#### Exercise directions:
Please output every line of the material as it stands, without the pictures.

#### The input:
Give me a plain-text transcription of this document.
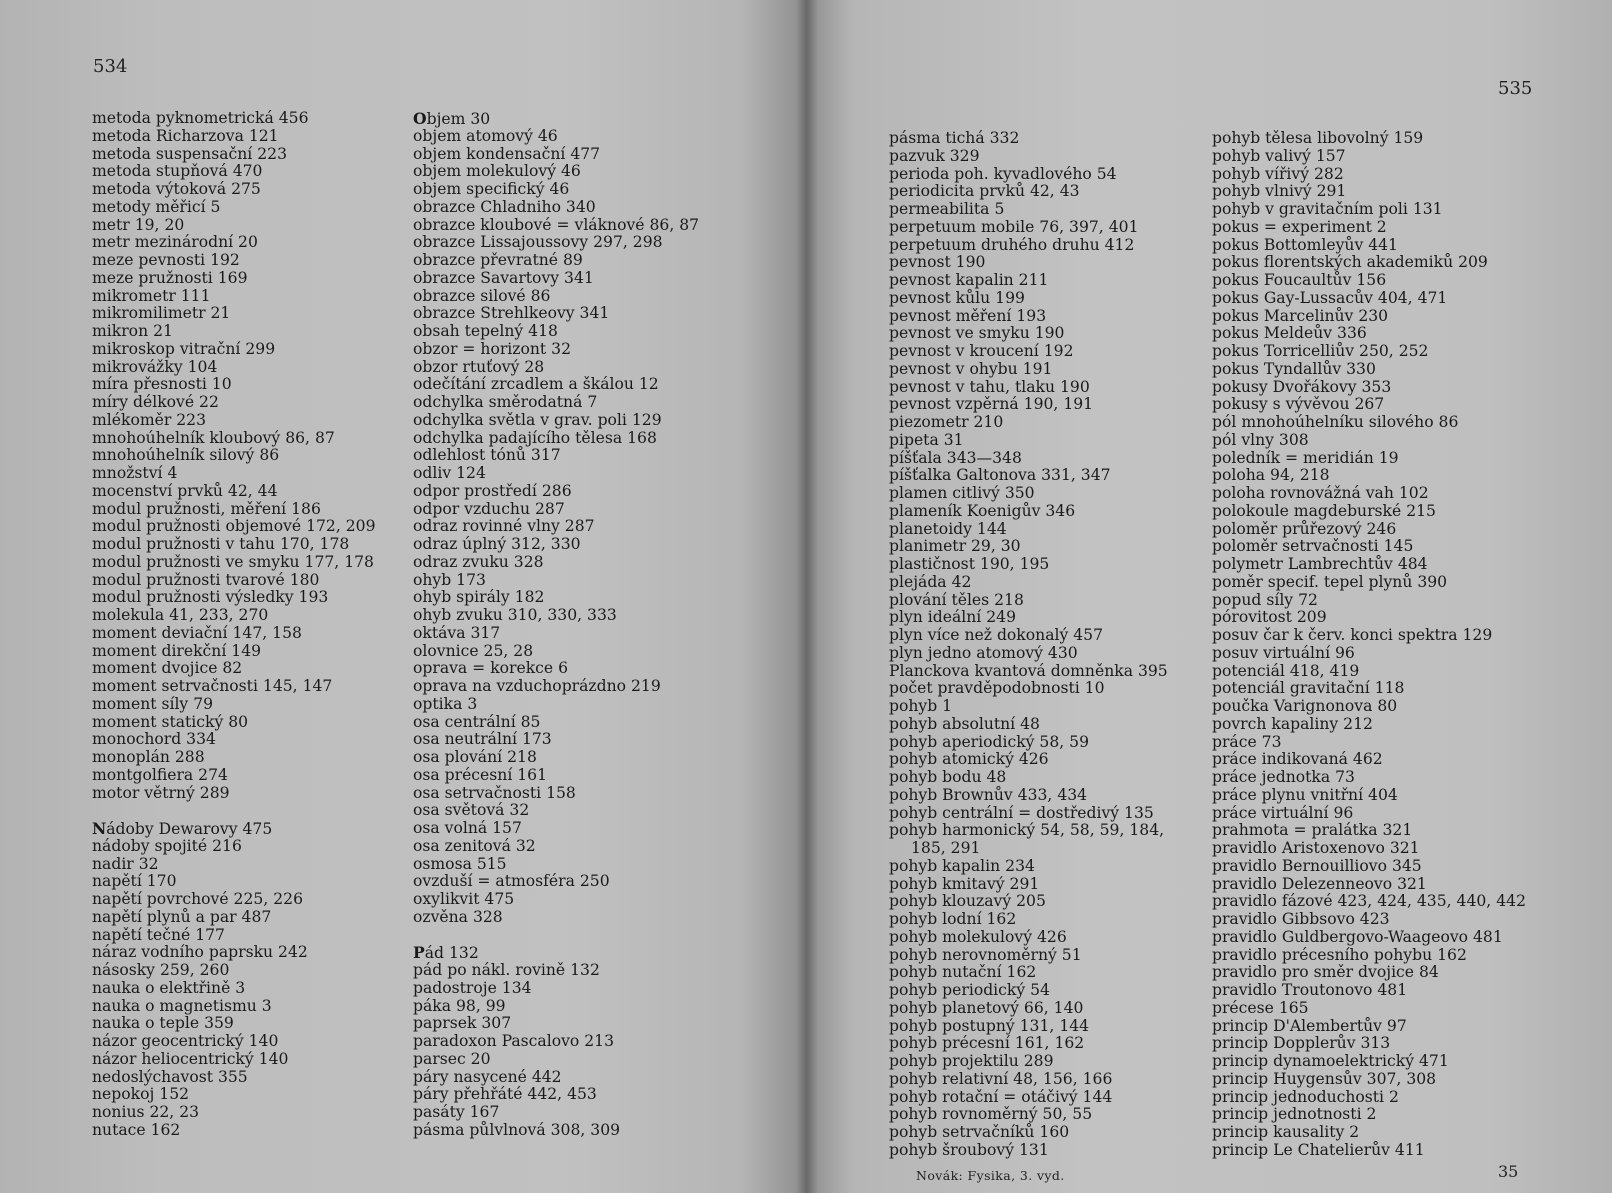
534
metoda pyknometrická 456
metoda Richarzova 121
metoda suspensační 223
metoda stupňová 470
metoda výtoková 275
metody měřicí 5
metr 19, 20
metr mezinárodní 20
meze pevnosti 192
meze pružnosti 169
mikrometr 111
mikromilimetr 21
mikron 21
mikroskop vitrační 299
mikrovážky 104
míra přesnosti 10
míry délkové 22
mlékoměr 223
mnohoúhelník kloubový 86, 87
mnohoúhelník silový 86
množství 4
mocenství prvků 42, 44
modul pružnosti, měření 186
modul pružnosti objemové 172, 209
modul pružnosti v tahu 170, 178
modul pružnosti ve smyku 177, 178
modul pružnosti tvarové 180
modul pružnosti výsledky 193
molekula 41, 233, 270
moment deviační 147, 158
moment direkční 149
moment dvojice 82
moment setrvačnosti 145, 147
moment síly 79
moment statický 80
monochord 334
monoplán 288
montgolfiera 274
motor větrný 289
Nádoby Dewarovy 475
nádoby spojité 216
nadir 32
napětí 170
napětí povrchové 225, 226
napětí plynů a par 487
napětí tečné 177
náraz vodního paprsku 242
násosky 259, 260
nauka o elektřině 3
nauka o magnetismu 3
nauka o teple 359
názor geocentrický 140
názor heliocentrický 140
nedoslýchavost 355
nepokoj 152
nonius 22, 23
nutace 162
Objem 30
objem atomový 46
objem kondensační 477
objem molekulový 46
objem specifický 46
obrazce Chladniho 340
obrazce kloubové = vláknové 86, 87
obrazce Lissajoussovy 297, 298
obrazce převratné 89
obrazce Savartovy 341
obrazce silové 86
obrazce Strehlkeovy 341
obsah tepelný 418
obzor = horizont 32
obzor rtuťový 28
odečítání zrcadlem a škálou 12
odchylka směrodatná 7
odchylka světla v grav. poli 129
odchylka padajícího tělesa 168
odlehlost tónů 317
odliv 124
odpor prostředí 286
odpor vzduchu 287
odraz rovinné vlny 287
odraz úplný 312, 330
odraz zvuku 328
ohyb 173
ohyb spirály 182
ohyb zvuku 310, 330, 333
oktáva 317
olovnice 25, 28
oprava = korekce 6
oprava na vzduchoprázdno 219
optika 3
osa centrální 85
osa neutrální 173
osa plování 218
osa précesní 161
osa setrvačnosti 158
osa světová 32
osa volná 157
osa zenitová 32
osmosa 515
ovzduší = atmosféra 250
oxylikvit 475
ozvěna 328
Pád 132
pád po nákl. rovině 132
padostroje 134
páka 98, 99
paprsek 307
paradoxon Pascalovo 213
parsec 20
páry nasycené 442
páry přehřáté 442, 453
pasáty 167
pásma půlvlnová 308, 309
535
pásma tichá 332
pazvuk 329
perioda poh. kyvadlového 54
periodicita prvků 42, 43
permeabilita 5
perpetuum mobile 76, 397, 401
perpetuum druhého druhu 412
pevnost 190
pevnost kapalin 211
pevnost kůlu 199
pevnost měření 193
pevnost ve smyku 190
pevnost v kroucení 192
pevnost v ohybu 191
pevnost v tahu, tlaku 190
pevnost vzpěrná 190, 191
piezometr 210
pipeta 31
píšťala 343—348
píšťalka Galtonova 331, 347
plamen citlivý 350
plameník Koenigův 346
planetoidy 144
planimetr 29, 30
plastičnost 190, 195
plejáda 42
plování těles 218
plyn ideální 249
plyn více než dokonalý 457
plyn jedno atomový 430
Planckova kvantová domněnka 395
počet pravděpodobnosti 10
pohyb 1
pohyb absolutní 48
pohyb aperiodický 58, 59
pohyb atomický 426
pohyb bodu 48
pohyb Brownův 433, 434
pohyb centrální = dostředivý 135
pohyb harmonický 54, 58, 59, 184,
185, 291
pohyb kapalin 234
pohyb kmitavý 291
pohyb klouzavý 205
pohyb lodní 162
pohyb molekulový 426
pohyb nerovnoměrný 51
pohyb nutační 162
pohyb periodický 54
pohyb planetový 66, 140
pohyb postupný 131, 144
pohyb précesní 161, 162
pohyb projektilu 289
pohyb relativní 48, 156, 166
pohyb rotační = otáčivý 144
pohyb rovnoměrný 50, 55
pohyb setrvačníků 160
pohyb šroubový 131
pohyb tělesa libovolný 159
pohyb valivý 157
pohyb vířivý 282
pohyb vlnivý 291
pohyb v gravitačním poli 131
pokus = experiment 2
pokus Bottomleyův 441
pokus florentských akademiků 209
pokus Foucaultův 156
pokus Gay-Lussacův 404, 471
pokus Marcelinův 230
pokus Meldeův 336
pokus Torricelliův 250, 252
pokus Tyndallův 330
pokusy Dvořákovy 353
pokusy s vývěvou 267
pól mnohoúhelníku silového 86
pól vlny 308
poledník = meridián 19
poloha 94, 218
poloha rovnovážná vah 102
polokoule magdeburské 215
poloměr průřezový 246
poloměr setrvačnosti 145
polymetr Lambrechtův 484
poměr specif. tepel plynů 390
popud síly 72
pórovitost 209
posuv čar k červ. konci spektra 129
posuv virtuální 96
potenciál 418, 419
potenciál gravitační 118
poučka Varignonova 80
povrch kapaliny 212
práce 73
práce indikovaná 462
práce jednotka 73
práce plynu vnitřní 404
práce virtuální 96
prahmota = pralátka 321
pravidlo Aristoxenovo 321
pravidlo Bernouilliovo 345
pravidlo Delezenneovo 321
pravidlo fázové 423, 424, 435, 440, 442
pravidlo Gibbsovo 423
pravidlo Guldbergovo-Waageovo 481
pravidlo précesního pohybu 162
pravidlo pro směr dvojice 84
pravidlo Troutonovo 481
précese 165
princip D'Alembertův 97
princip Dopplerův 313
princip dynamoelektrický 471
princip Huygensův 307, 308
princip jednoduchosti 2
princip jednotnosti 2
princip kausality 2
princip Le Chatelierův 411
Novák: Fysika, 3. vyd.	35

#### Exercise response:
Give me a plain-text transcription of this document.
534
metoda pyknometrická 456
metoda Richarzova 121
metoda suspensační 223
metoda stupňová 470
metoda výtoková 275
metody měřicí 5
metr 19, 20
metr mezinárodní 20
meze pevnosti 192
meze pružnosti 169
mikrometr 111
mikromilimetr 21
mikron 21
mikroskop vitrační 299
mikrovážky 104
míra přesnosti 10
míry délkové 22
mlékoměr 223
mnohoúhelník kloubový 86, 87
mnohoúhelník silový 86
množství 4
mocenství prvků 42, 44
modul pružnosti, měření 186
modul pružnosti objemové 172, 209
modul pružnosti v tahu 170, 178
modul pružnosti ve smyku 177, 178
modul pružnosti tvarové 180
modul pružnosti výsledky 193
molekula 41, 233, 270
moment deviační 147, 158
moment direkční 149
moment dvojice 82
moment setrvačnosti 145, 147
moment síly 79
moment statický 80
monochord 334
monoplán 288
montgolfiera 274
motor větrný 289
Nádoby Dewarovy 475
nádoby spojité 216
nadir 32
napětí 170
napětí povrchové 225, 226
napětí plynů a par 487
napětí tečné 177
náraz vodního paprsku 242
násosky 259, 260
nauka o elektřině 3
nauka o magnetismu 3
nauka o teple 359
názor geocentrický 140
názor heliocentrický 140
nedoslýchavost 355
nepokoj 152
nonius 22, 23
nutace 162
Objem 30
objem atomový 46
objem kondensační 477
objem molekulový 46
objem specifický 46
obrazce Chladniho 340
obrazce kloubové = vláknové 86, 87
obrazce Lissajoussovy 297, 298
obrazce převratné 89
obrazce Savartovy 341
obrazce silové 86
obrazce Strehlkeovy 341
obsah tepelný 418
obzor = horizont 32
obzor rtuťový 28
odečítání zrcadlem a škálou 12
odchylka směrodatná 7
odchylka světla v grav. poli 129
odchylka padajícího tělesa 168
odlehlost tónů 317
odliv 124
odpor prostředí 286
odpor vzduchu 287
odraz rovinné vlny 287
odraz úplný 312, 330
odraz zvuku 328
ohyb 173
ohyb spirály 182
ohyb zvuku 310, 330, 333
oktáva 317
olovnice 25, 28
oprava = korekce 6
oprava na vzduchoprázdno 219
optika 3
osa centrální 85
osa neutrální 173
osa plování 218
osa précesní 161
osa setrvačnosti 158
osa světová 32
osa volná 157
osa zenitová 32
osmosa 515
ovzduší = atmosféra 250
oxylikvit 475
ozvěna 328
Pád 132
pád po nákl. rovině 132
padostroje 134
páka 98, 99
paprsek 307
paradoxon Pascalovo 213
parsec 20
páry nasycené 442
páry přehřáté 442, 453
pasáty 167
pásma půlvlnová 308, 309
535
pásma tichá 332
pazvuk 329
perioda poh. kyvadlového 54
periodicita prvků 42, 43
permeabilita 5
perpetuum mobile 76, 397, 401
perpetuum druhého druhu 412
pevnost 190
pevnost kapalin 211
pevnost kůlu 199
pevnost měření 193
pevnost ve smyku 190
pevnost v kroucení 192
pevnost v ohybu 191
pevnost v tahu, tlaku 190
pevnost vzpěrná 190, 191
piezometr 210
pipeta 31
píšťala 343—348
píšťalka Galtonova 331, 347
plamen citlivý 350
plameník Koenigův 346
planetoidy 144
planimetr 29, 30
plastičnost 190, 195
plejáda 42
plování těles 218
plyn ideální 249
plyn více než dokonalý 457
plyn jedno atomový 430
Planckova kvantová domněnka 395
počet pravděpodobnosti 10
pohyb 1
pohyb absolutní 48
pohyb aperiodický 58, 59
pohyb atomický 426
pohyb bodu 48
pohyb Brownův 433, 434
pohyb centrální = dostředivý 135
pohyb harmonický 54, 58, 59, 184,
185, 291
pohyb kapalin 234
pohyb kmitavý 291
pohyb klouzavý 205
pohyb lodní 162
pohyb molekulový 426
pohyb nerovnoměrný 51
pohyb nutační 162
pohyb periodický 54
pohyb planetový 66, 140
pohyb postupný 131, 144
pohyb précesní 161, 162
pohyb projektilu 289
pohyb relativní 48, 156, 166
pohyb rotační = otáčivý 144
pohyb rovnoměrný 50, 55
pohyb setrvačníků 160
pohyb šroubový 131
pohyb tělesa libovolný 159
pohyb valivý 157
pohyb vířivý 282
pohyb vlnivý 291
pohyb v gravitačním poli 131
pokus = experiment 2
pokus Bottomleyův 441
pokus florentských akademiků 209
pokus Foucaultův 156
pokus Gay-Lussacův 404, 471
pokus Marcelinův 230
pokus Meldeův 336
pokus Torricelliův 250, 252
pokus Tyndallův 330
pokusy Dvořákovy 353
pokusy s vývěvou 267
pól mnohoúhelníku silového 86
pól vlny 308
poledník = meridián 19
poloha 94, 218
poloha rovnovážná vah 102
polokoule magdeburské 215
poloměr průřezový 246
poloměr setrvačnosti 145
polymetr Lambrechtův 484
poměr specif. tepel plynů 390
popud síly 72
pórovitost 209
posuv čar k červ. konci spektra 129
posuv virtuální 96
potenciál 418, 419
potenciál gravitační 118
poučka Varignonova 80
povrch kapaliny 212
práce 73
práce indikovaná 462
práce jednotka 73
práce plynu vnitřní 404
práce virtuální 96
prahmota = pralátka 321
pravidlo Aristoxenovo 321
pravidlo Bernouilliovo 345
pravidlo Delezenneovo 321
pravidlo fázové 423, 424, 435, 440, 442
pravidlo Gibbsovo 423
pravidlo Guldbergovo-Waageovo 481
pravidlo précesního pohybu 162
pravidlo pro směr dvojice 84
pravidlo Troutonovo 481
précese 165
princip D'Alembertův 97
princip Dopplerův 313
princip dynamoelektrický 471
princip Huygensův 307, 308
princip jednoduchosti 2
princip jednotnosti 2
princip kausality 2
princip Le Chatelierův 411
Novák: Fysika, 3. vyd.	35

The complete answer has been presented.